— SOURCE MATERIAL —
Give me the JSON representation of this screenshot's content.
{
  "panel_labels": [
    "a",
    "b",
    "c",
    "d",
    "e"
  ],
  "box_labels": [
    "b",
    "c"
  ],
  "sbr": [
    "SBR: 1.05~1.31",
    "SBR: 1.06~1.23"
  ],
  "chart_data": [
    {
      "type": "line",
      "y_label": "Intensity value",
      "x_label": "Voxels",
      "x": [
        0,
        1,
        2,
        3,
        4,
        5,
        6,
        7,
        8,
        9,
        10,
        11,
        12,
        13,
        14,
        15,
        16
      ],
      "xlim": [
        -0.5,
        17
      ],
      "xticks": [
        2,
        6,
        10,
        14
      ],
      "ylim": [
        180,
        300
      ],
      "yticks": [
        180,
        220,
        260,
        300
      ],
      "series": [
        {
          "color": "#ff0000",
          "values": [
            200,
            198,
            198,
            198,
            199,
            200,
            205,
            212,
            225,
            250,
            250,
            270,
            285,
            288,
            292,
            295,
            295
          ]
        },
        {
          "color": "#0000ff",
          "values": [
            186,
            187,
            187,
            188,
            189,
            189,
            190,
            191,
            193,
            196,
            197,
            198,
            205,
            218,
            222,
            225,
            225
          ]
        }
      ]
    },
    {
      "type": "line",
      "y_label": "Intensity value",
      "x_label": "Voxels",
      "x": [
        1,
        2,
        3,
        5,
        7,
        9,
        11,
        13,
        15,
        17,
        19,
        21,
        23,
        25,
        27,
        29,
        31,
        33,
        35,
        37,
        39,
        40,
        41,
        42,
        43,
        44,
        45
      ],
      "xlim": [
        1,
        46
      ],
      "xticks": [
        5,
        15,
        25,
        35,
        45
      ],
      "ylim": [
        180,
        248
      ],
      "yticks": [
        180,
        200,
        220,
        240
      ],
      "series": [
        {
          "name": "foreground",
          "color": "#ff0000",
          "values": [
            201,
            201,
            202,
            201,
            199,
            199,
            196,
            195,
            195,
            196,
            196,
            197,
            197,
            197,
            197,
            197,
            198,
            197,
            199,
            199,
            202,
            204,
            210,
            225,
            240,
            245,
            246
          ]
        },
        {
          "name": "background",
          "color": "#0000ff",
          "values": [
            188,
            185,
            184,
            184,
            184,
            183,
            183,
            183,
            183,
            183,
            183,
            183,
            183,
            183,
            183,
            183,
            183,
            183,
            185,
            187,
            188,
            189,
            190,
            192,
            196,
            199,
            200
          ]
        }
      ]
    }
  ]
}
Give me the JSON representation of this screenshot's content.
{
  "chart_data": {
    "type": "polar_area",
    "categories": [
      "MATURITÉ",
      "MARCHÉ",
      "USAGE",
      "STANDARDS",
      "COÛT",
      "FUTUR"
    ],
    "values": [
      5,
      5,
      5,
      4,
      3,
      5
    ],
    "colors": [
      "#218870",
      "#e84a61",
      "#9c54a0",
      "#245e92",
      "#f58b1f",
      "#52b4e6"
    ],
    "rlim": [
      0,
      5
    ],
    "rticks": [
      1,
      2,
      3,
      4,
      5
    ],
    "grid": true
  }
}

— GIVEN PROBLEM —
Print every record above exactly as written.

— COMPLETED TASK —
Give me the JSON representation of this screenshot's content.
{
  "panel_labels": [
    "a",
    "b",
    "c",
    "d",
    "e"
  ],
  "box_labels": [
    "b",
    "c"
  ],
  "sbr": [
    "SBR: 1.05~1.31",
    "SBR: 1.06~1.23"
  ],
  "chart_data": [
    {
      "type": "line",
      "y_label": "Intensity value",
      "x_label": "Voxels",
      "x": [
        0,
        1,
        2,
        3,
        4,
        5,
        6,
        7,
        8,
        9,
        10,
        11,
        12,
        13,
        14,
        15,
        16
      ],
      "xlim": [
        -0.5,
        17
      ],
      "xticks": [
        2,
        6,
        10,
        14
      ],
      "ylim": [
        180,
        300
      ],
      "yticks": [
        180,
        220,
        260,
        300
      ],
      "series": [
        {
          "color": "#ff0000",
          "values": [
            200,
            198,
            198,
            198,
            199,
            200,
            205,
            212,
            225,
            250,
            250,
            270,
            285,
            288,
            292,
            295,
            295
          ]
        },
        {
          "color": "#0000ff",
          "values": [
            186,
            187,
            187,
            188,
            189,
            189,
            190,
            191,
            193,
            196,
            197,
            198,
            205,
            218,
            222,
            225,
            225
          ]
        }
      ]
    },
    {
      "type": "line",
      "y_label": "Intensity value",
      "x_label": "Voxels",
      "x": [
        1,
        2,
        3,
        5,
        7,
        9,
        11,
        13,
        15,
        17,
        19,
        21,
        23,
        25,
        27,
        29,
        31,
        33,
        35,
        37,
        39,
        40,
        41,
        42,
        43,
        44,
        45
      ],
      "xlim": [
        1,
        46
      ],
      "xticks": [
        5,
        15,
        25,
        35,
        45
      ],
      "ylim": [
        180,
        248
      ],
      "yticks": [
        180,
        200,
        220,
        240
      ],
      "series": [
        {
          "name": "foreground",
          "color": "#ff0000",
          "values": [
            201,
            201,
            202,
            201,
            199,
            199,
            196,
            195,
            195,
            196,
            196,
            197,
            197,
            197,
            197,
            197,
            198,
            197,
            199,
            199,
            202,
            204,
            210,
            225,
            240,
            245,
            246
          ]
        },
        {
          "name": "background",
          "color": "#0000ff",
          "values": [
            188,
            185,
            184,
            184,
            184,
            183,
            183,
            183,
            183,
            183,
            183,
            183,
            183,
            183,
            183,
            183,
            183,
            183,
            185,
            187,
            188,
            189,
            190,
            192,
            196,
            199,
            200
          ]
        }
      ]
    }
  ]
}
Give me the JSON representation of this screenshot's content.
{
  "chart_data": {
    "type": "polar_area",
    "categories": [
      "MATURITÉ",
      "MARCHÉ",
      "USAGE",
      "STANDARDS",
      "COÛT",
      "FUTUR"
    ],
    "values": [
      5,
      5,
      5,
      4,
      3,
      5
    ],
    "colors": [
      "#218870",
      "#e84a61",
      "#9c54a0",
      "#245e92",
      "#f58b1f",
      "#52b4e6"
    ],
    "rlim": [
      0,
      5
    ],
    "rticks": [
      1,
      2,
      3,
      4,
      5
    ],
    "grid": true
  }
}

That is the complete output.